## Dataset extract
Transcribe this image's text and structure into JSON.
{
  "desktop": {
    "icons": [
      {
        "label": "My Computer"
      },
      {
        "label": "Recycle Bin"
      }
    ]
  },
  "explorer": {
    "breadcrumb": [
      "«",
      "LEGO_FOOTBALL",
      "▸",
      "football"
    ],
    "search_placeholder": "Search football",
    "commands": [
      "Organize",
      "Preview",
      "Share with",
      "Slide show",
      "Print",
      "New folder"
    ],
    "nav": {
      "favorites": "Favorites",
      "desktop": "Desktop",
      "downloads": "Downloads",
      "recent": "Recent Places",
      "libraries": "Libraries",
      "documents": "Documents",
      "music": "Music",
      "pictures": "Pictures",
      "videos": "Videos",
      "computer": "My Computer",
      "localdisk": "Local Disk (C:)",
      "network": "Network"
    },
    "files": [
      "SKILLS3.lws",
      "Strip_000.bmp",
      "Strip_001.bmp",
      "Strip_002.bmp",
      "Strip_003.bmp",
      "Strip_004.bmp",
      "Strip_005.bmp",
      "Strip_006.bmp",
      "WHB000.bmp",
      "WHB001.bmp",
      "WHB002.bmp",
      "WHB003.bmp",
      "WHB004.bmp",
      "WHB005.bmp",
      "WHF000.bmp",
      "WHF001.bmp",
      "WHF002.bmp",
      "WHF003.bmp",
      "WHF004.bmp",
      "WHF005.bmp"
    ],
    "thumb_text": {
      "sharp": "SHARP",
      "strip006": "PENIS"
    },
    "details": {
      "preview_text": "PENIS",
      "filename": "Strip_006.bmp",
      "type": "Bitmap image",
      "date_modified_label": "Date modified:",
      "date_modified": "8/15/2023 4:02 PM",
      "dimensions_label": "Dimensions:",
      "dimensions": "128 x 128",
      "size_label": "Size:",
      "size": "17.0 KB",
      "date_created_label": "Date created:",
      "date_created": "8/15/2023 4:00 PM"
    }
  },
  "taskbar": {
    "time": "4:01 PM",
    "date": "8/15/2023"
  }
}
---
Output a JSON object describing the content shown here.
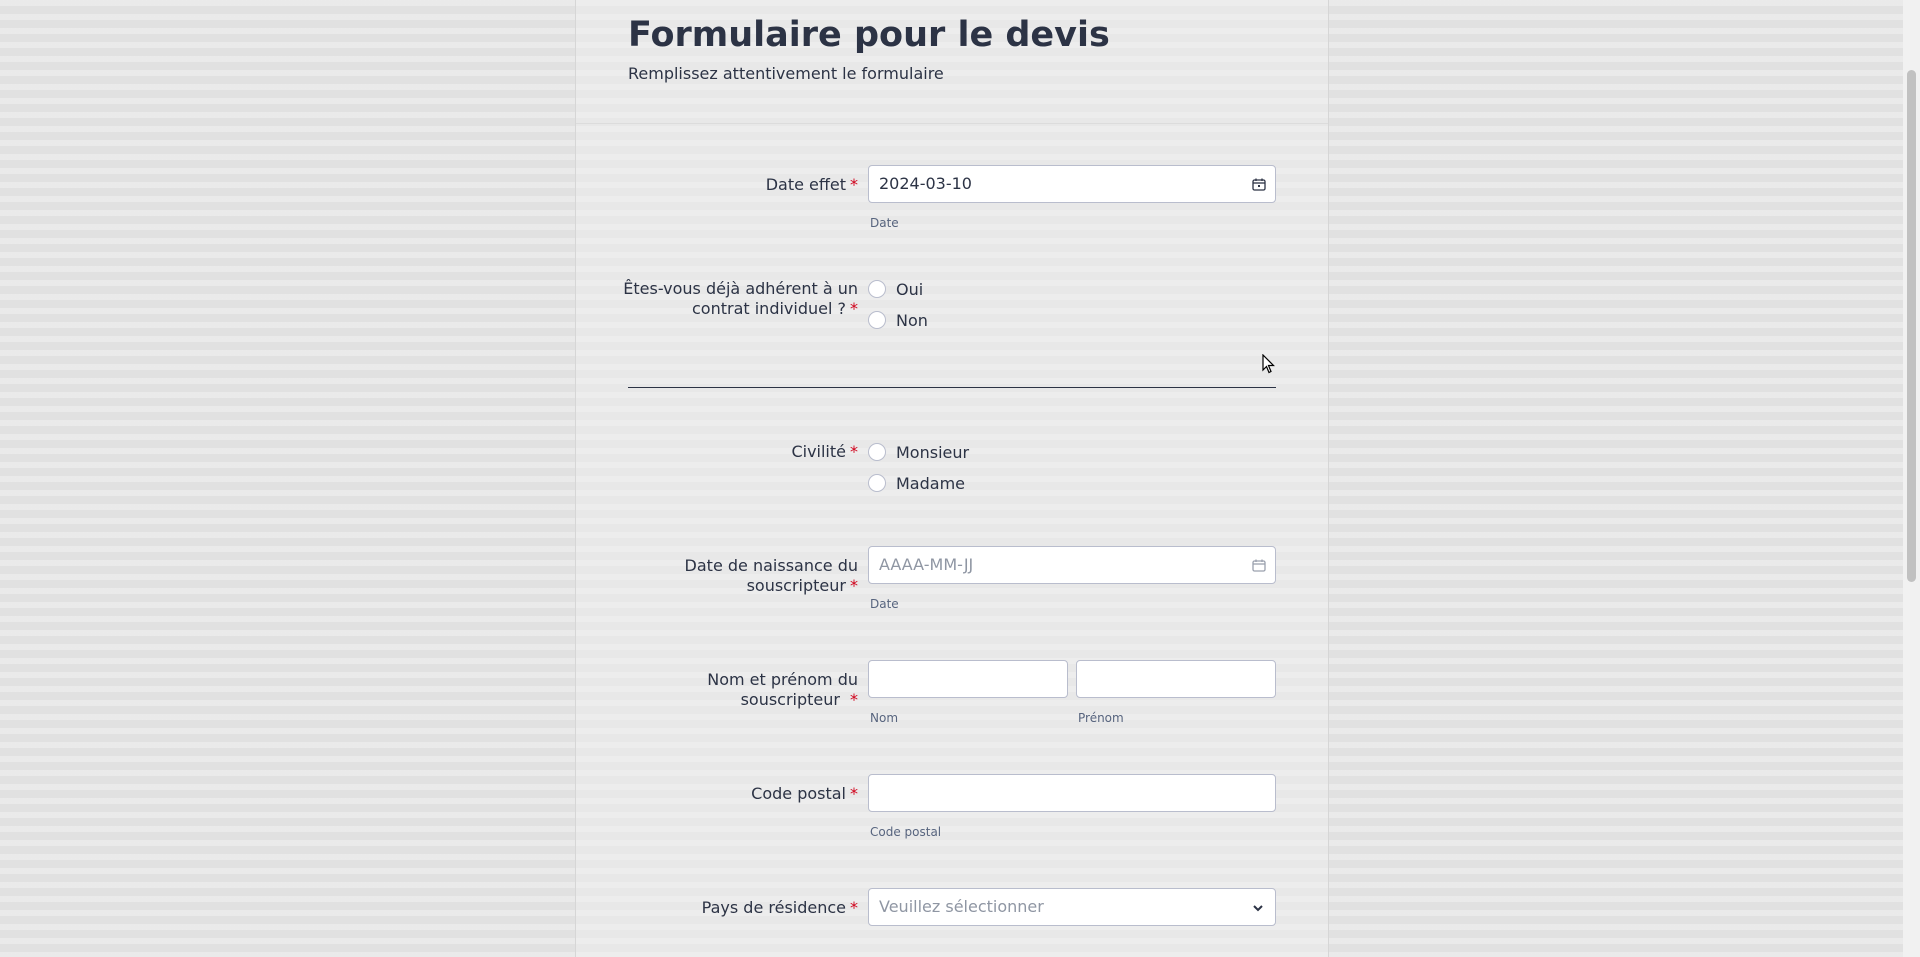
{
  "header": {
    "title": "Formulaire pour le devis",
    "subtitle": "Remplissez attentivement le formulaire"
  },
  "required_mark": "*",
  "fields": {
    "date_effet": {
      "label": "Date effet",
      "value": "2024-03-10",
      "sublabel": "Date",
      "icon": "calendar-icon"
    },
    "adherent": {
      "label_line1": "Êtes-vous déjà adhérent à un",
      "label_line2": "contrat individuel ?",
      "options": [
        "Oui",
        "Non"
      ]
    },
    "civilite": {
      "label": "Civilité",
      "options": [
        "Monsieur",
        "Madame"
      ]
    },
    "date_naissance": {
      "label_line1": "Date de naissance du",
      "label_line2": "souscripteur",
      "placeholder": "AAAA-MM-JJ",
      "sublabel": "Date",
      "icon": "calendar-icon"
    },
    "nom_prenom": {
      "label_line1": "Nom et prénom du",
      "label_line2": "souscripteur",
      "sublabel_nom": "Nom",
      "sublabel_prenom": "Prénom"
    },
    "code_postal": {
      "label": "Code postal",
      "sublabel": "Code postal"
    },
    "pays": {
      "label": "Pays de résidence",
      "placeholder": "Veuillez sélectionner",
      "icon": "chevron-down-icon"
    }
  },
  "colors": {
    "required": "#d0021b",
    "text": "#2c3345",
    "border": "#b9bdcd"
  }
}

## What the task asks
Find every line in the listing that holds the string "image", then say how many there are as a bare number.

## Response to this task
2